[Data extracted from a collection]
►
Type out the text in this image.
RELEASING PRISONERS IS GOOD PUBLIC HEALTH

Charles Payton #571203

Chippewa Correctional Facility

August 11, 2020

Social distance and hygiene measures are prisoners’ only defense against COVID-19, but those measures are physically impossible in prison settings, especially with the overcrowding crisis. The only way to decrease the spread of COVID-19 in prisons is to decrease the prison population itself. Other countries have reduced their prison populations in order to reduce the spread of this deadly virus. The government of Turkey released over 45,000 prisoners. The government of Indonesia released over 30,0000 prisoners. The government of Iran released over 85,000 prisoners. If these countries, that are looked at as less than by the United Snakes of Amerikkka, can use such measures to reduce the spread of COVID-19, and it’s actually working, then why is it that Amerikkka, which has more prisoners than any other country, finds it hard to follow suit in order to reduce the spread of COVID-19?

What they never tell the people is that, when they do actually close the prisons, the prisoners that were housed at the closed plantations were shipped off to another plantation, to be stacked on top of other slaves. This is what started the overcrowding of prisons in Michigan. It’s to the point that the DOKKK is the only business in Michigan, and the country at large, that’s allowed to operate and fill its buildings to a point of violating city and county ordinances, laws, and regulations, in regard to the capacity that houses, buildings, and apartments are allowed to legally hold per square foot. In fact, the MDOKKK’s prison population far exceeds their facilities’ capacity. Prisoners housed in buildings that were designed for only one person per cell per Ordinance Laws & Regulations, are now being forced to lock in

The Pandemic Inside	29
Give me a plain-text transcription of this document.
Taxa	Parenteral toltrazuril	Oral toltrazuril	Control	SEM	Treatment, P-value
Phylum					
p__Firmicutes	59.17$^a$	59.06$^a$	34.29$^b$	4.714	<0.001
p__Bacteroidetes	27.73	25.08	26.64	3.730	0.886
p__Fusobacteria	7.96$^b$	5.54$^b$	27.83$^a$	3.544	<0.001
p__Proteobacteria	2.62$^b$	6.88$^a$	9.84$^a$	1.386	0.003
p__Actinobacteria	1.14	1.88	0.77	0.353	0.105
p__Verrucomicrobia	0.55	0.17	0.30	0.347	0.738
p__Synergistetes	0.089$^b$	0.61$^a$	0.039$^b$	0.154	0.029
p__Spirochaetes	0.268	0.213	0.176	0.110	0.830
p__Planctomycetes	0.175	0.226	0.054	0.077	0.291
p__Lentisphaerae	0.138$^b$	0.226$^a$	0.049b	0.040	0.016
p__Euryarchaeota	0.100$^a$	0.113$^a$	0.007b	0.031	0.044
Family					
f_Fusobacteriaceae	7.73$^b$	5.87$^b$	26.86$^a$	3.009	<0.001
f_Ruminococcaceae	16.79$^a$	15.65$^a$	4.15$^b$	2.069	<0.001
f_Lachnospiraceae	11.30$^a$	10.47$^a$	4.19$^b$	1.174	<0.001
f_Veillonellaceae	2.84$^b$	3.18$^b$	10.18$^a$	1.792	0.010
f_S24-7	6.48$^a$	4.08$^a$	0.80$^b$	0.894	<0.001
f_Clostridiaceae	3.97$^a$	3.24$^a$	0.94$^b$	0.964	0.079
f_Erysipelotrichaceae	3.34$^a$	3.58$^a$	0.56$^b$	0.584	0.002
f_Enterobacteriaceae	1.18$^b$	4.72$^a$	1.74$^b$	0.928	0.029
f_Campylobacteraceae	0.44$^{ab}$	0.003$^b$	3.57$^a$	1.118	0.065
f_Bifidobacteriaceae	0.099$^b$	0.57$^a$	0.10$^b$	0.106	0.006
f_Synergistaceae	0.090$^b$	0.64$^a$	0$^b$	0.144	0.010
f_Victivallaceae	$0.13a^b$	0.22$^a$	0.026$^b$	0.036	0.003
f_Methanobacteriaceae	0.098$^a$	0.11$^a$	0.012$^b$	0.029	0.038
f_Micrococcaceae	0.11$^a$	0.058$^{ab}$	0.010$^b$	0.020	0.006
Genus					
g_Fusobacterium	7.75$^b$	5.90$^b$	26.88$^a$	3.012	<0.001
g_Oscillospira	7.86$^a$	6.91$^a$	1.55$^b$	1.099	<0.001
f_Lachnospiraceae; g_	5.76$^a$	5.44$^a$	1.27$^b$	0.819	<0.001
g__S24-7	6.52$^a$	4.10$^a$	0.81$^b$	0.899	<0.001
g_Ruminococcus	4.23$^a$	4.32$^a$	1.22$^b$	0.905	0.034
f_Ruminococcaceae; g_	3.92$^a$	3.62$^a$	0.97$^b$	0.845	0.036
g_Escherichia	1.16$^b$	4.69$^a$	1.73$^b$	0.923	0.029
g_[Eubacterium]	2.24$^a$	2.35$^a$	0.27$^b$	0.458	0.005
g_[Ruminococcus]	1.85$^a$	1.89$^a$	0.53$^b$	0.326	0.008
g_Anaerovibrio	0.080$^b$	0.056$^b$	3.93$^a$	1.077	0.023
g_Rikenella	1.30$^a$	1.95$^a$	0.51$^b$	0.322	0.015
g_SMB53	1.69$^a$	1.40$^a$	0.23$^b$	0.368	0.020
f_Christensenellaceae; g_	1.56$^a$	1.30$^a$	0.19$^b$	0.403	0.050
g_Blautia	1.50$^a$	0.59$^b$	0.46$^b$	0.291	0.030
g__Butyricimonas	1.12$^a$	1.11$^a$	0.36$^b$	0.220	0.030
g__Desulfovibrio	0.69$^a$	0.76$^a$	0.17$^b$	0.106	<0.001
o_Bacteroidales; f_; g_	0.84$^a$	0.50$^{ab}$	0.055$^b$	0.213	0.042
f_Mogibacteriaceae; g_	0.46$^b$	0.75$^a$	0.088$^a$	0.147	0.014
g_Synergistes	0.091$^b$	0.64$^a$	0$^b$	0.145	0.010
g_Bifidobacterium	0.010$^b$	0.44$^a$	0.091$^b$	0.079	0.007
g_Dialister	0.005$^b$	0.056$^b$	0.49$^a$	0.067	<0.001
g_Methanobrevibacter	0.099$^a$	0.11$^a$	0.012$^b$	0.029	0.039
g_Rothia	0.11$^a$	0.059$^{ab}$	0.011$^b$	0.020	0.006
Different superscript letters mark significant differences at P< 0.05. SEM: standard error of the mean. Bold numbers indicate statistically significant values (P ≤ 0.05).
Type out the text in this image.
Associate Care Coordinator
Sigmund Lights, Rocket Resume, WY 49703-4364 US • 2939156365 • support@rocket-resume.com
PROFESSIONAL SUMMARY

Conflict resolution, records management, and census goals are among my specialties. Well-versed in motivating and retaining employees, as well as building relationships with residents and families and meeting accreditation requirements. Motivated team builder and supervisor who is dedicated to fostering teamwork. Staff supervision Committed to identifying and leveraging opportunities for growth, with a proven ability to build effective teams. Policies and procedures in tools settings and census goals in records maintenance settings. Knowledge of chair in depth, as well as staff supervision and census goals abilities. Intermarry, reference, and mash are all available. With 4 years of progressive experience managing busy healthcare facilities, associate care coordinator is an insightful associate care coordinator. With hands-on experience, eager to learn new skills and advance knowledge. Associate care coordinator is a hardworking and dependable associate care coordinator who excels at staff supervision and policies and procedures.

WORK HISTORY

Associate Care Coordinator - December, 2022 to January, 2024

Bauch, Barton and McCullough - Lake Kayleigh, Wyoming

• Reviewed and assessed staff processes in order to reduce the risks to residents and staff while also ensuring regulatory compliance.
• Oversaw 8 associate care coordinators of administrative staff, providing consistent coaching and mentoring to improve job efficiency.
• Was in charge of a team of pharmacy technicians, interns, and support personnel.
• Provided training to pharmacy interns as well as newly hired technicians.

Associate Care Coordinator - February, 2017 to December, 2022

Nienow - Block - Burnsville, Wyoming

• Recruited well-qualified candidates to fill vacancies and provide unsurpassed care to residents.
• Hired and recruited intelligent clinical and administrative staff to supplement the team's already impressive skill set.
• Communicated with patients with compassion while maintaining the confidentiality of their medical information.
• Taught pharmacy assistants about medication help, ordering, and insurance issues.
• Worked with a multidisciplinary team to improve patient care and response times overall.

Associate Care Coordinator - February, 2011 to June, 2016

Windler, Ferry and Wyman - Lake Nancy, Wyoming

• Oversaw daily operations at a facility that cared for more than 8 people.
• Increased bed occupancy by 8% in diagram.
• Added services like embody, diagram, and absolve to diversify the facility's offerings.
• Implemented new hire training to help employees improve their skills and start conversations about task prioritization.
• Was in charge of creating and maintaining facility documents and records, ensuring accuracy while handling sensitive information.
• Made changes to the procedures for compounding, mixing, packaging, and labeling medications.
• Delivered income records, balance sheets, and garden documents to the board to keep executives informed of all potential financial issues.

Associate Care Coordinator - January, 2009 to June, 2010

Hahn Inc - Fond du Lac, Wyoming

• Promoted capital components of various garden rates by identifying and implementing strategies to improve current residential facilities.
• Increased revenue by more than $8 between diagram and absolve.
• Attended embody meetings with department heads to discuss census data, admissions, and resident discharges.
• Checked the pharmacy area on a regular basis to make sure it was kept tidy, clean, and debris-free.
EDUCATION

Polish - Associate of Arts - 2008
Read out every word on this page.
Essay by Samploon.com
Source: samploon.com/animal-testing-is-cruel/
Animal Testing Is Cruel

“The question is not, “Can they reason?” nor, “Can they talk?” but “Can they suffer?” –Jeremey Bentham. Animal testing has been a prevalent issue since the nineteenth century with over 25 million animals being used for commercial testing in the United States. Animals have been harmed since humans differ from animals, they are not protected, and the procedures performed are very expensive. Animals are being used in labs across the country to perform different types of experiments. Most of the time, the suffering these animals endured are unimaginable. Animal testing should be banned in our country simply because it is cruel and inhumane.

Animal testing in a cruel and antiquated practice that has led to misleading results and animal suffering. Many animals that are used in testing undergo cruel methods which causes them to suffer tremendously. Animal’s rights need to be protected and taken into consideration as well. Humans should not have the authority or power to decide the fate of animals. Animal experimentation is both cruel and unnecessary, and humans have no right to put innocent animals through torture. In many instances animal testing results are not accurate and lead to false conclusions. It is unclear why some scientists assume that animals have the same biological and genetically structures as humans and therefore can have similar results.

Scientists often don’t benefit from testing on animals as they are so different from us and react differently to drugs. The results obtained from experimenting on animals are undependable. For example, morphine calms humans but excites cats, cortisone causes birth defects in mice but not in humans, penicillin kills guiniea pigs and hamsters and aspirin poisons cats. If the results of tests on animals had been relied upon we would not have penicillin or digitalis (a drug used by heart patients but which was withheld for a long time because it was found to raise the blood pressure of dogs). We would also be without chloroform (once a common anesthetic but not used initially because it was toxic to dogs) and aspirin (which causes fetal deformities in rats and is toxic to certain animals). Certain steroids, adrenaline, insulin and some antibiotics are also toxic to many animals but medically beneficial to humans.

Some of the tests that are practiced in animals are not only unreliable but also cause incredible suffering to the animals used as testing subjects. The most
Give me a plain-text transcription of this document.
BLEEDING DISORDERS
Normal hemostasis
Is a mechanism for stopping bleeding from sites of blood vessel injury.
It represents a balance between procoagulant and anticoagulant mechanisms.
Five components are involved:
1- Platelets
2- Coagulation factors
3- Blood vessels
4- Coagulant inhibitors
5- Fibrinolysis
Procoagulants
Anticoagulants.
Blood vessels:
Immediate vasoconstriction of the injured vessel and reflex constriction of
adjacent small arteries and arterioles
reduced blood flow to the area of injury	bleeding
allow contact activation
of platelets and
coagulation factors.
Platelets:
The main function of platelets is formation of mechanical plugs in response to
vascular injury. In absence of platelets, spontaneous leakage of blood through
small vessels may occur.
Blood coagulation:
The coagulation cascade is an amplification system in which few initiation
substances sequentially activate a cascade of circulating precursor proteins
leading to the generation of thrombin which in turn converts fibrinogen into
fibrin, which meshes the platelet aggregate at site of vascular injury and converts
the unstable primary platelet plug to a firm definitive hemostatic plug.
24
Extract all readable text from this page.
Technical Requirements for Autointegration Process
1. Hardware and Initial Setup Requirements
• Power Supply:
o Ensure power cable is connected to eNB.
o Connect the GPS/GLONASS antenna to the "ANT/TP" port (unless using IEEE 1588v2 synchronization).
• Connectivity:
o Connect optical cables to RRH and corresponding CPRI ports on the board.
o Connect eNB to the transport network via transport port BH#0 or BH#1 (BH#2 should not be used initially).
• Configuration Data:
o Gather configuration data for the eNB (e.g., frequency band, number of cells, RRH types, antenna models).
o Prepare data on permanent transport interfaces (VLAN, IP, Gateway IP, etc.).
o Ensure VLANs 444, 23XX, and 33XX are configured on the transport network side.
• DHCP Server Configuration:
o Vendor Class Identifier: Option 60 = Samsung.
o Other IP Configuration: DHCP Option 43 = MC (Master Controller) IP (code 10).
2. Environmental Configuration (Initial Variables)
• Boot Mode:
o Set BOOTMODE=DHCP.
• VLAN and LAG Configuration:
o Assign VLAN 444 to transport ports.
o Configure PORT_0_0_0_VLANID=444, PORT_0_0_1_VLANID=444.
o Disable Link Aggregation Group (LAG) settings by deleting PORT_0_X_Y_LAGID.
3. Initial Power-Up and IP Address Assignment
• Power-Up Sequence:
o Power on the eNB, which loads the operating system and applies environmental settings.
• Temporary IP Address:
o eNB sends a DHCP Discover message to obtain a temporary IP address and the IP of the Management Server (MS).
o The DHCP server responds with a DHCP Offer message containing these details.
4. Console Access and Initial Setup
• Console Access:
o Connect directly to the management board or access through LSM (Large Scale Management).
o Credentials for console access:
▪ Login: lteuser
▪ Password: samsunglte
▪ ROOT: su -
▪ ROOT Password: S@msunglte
◄
# TASK BRIEF
Every line in the entries above that mentions the word "fill" must be shown.

# TASK SOLUTION
What they never tell the people is that, when they do actually close the prisons, the prisoners that were housed at the closed plantations were shipped off to another plantation, to be stacked on top of other slaves. This is what started the overcrowding of prisons in Michigan. It’s to the point that the DOKKK is the only business in Michigan, and the country at large, that’s allowed to operate and fill its buildings to a point of violating city and county ordinances, laws, and regulations, in regard to the capacity that houses, buildings, and apartments are allowed to legally hold per square foot. In fact, the MDOKKK’s prison population far exceeds their facilities’ capacity. Prisoners housed in buildings that were designed for only one person per cell per Ordinance Laws & Regulations, are now being forced to lock in
• Recruited well-qualified candidates to fill vacancies and provide unsurpassed care to residents.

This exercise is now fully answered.